Data excerpts:
————————

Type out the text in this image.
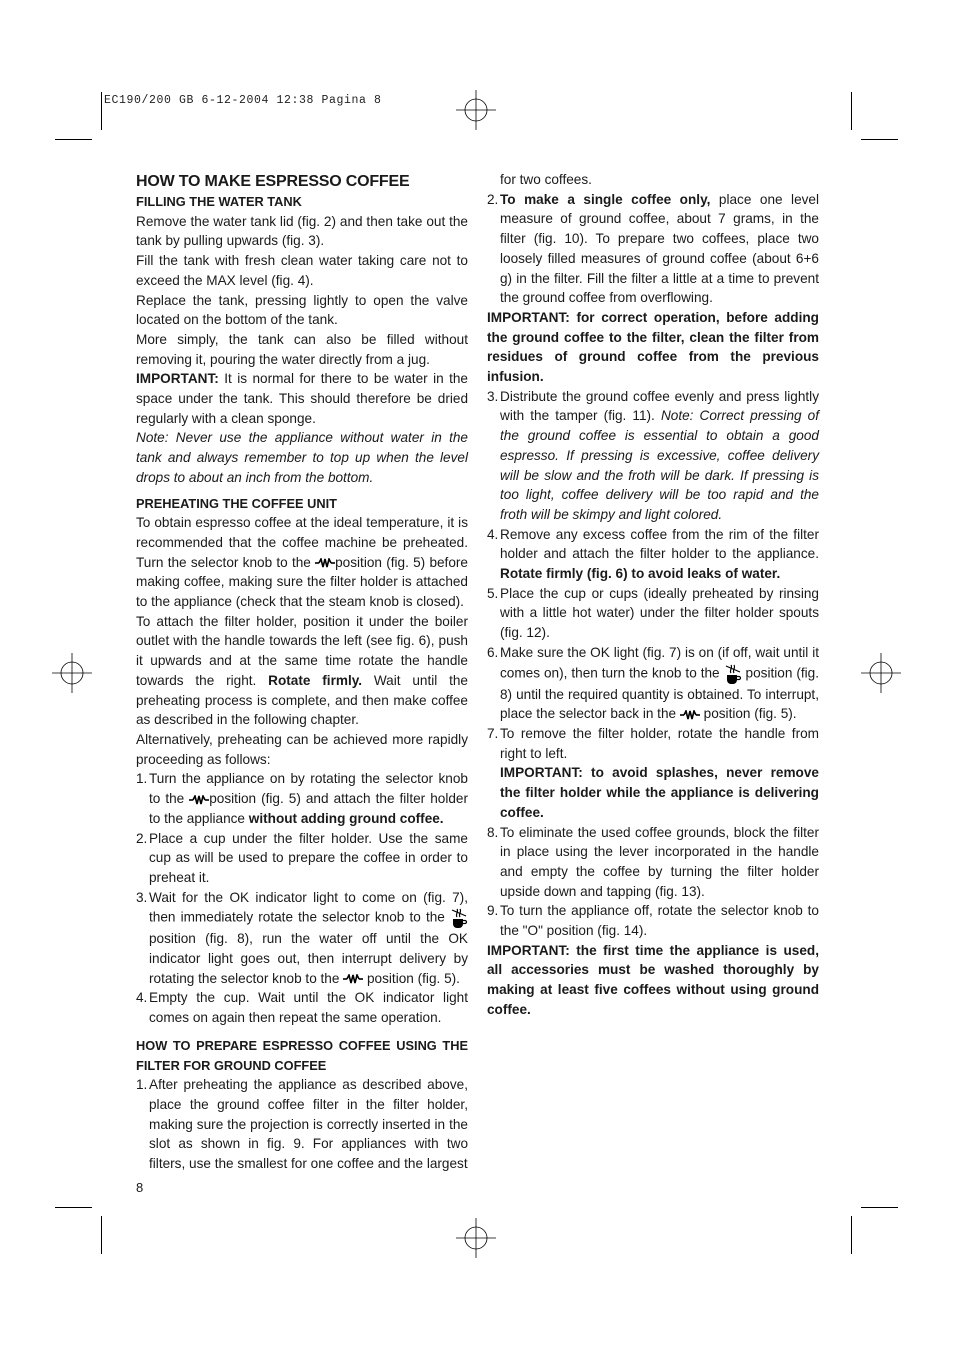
EC190/200 GB 6-12-2004 12:38 Pagina 8

HOW TO MAKE ESPRESSO COFFEE

FILLING THE WATER TANK

Remove the water tank lid (fig. 2) and then take out the tank by pulling upwards (fig. 3).

Fill the tank with fresh clean water taking care not to exceed the MAX level (fig. 4).

Replace the tank, pressing lightly to open the valve located on the bottom of the tank.

More simply, the tank can also be filled without removing it, pouring the water directly from a jug.

IMPORTANT: It is normal for there to be water in the space under the tank. This should therefore be dried regularly with a clean sponge.

Note: Never use the appliance without water in the tank and always remember to top up when the level drops to about an inch from the bottom.

PREHEATING THE COFFEE UNIT

To obtain espresso coffee at the ideal temperature, it is recommended that the coffee machine be preheated. Turn the selector knob to the position (fig. 5) before making coffee, making sure the filter holder is attached to the appliance (check that the steam knob is closed).

To attach the filter holder, position it under the boiler outlet with the handle towards the left (see fig. 6), push it upwards and at the same time rotate the handle towards the right. Rotate firmly. Wait until the preheating process is complete, and then make coffee as described in the following chapter.

Alternatively, preheating can be achieved more rapidly proceeding as follows:

1. Turn the appliance on by rotating the selector knob to the position (fig. 5) and attach the filter holder to the appliance without adding ground coffee.
2. Place a cup under the filter holder. Use the same cup as will be used to prepare the coffee in order to preheat it.
3. Wait for the OK indicator light to come on (fig. 7), then immediately rotate the selector knob to the  position (fig. 8), run the water off until the OK indicator light goes out, then interrupt delivery by rotating the selector knob to the  position (fig. 5).
4. Empty the cup. Wait until the OK indicator light comes on again then repeat the same operation.

HOW TO PREPARE ESPRESSO COFFEE USING THE FILTER FOR GROUND COFFEE

1. After preheating the appliance as described above, place the ground coffee filter in the filter holder, making sure the projection is correctly inserted in the slot as shown in fig. 9. For appliances with two filters, use the smallest for one coffee and the largest

for two coffees.

2. To make a single coffee only, place one level measure of ground coffee, about 7 grams, in the filter (fig. 10). To prepare two coffees, place two loosely filled measures of ground coffee (about 6+6 g) in the filter. Fill the filter a little at a time to prevent the ground coffee from overflowing.

IMPORTANT: for correct operation, before adding the ground coffee to the filter, clean the filter from residues of ground coffee from the previous infusion.

3. Distribute the ground coffee evenly and press lightly with the tamper (fig. 11). Note: Correct pressing of the ground coffee is essential to obtain a good espresso. If pressing is excessive, coffee delivery will be slow and the froth will be dark. If pressing is too light, coffee delivery will be too rapid and the froth will be skimpy and light colored.
4. Remove any excess coffee from the rim of the filter holder and attach the filter holder to the appliance. Rotate firmly (fig. 6) to avoid leaks of water.
5. Place the cup or cups (ideally preheated by rinsing with a little hot water) under the filter holder spouts (fig. 12).
6. Make sure the OK light (fig. 7) is on (if off, wait until it comes on), then turn the knob to the  position (fig. 8) until the required quantity is obtained. To interrupt, place the selector back in the  position (fig. 5).
7. To remove the filter holder, rotate the handle from right to left.

IMPORTANT: to avoid splashes, never remove the filter holder while the appliance is delivering coffee.

8. To eliminate the used coffee grounds, block the filter in place using the lever incorporated in the handle and empty the coffee by turning the filter holder upside down and tapping (fig. 13).
9. To turn the appliance off, rotate the selector knob to the "O" position (fig. 14).

IMPORTANT: the first time the appliance is used, all accessories must be washed thoroughly by making at least five coffees without using ground coffee.

8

————————

> What needs to be done:
Quote the data above in full and without alteration; skip the pictures.

> Solved problem:
Type out the text in this image.
EC190/200 GB 6-12-2004 12:38 Pagina 8

HOW TO MAKE ESPRESSO COFFEE

FILLING THE WATER TANK

Remove the water tank lid (fig. 2) and then take out the tank by pulling upwards (fig. 3).

Fill the tank with fresh clean water taking care not to exceed the MAX level (fig. 4).

Replace the tank, pressing lightly to open the valve located on the bottom of the tank.

More simply, the tank can also be filled without removing it, pouring the water directly from a jug.

IMPORTANT: It is normal for there to be water in the space under the tank. This should therefore be dried regularly with a clean sponge.

Note: Never use the appliance without water in the tank and always remember to top up when the level drops to about an inch from the bottom.

PREHEATING THE COFFEE UNIT

To obtain espresso coffee at the ideal temperature, it is recommended that the coffee machine be preheated. Turn the selector knob to the position (fig. 5) before making coffee, making sure the filter holder is attached to the appliance (check that the steam knob is closed).

To attach the filter holder, position it under the boiler outlet with the handle towards the left (see fig. 6), push it upwards and at the same time rotate the handle towards the right. Rotate firmly. Wait until the preheating process is complete, and then make coffee as described in the following chapter.

Alternatively, preheating can be achieved more rapidly proceeding as follows:

1. Turn the appliance on by rotating the selector knob to the position (fig. 5) and attach the filter holder to the appliance without adding ground coffee.
2. Place a cup under the filter holder. Use the same cup as will be used to prepare the coffee in order to preheat it.
3. Wait for the OK indicator light to come on (fig. 7), then immediately rotate the selector knob to the  position (fig. 8), run the water off until the OK indicator light goes out, then interrupt delivery by rotating the selector knob to the  position (fig. 5).
4. Empty the cup. Wait until the OK indicator light comes on again then repeat the same operation.

HOW TO PREPARE ESPRESSO COFFEE USING THE FILTER FOR GROUND COFFEE

1. After preheating the appliance as described above, place the ground coffee filter in the filter holder, making sure the projection is correctly inserted in the slot as shown in fig. 9. For appliances with two filters, use the smallest for one coffee and the largest

for two coffees.

2. To make a single coffee only, place one level measure of ground coffee, about 7 grams, in the filter (fig. 10). To prepare two coffees, place two loosely filled measures of ground coffee (about 6+6 g) in the filter. Fill the filter a little at a time to prevent the ground coffee from overflowing.

IMPORTANT: for correct operation, before adding the ground coffee to the filter, clean the filter from residues of ground coffee from the previous infusion.

3. Distribute the ground coffee evenly and press lightly with the tamper (fig. 11). Note: Correct pressing of the ground coffee is essential to obtain a good espresso. If pressing is excessive, coffee delivery will be slow and the froth will be dark. If pressing is too light, coffee delivery will be too rapid and the froth will be skimpy and light colored.
4. Remove any excess coffee from the rim of the filter holder and attach the filter holder to the appliance. Rotate firmly (fig. 6) to avoid leaks of water.
5. Place the cup or cups (ideally preheated by rinsing with a little hot water) under the filter holder spouts (fig. 12).
6. Make sure the OK light (fig. 7) is on (if off, wait until it comes on), then turn the knob to the  position (fig. 8) until the required quantity is obtained. To interrupt, place the selector back in the  position (fig. 5).
7. To remove the filter holder, rotate the handle from right to left.

IMPORTANT: to avoid splashes, never remove the filter holder while the appliance is delivering coffee.

8. To eliminate the used coffee grounds, block the filter in place using the lever incorporated in the handle and empty the coffee by turning the filter holder upside down and tapping (fig. 13).
9. To turn the appliance off, rotate the selector knob to the "O" position (fig. 14).

IMPORTANT: the first time the appliance is used, all accessories must be washed thoroughly by making at least five coffees without using ground coffee.

8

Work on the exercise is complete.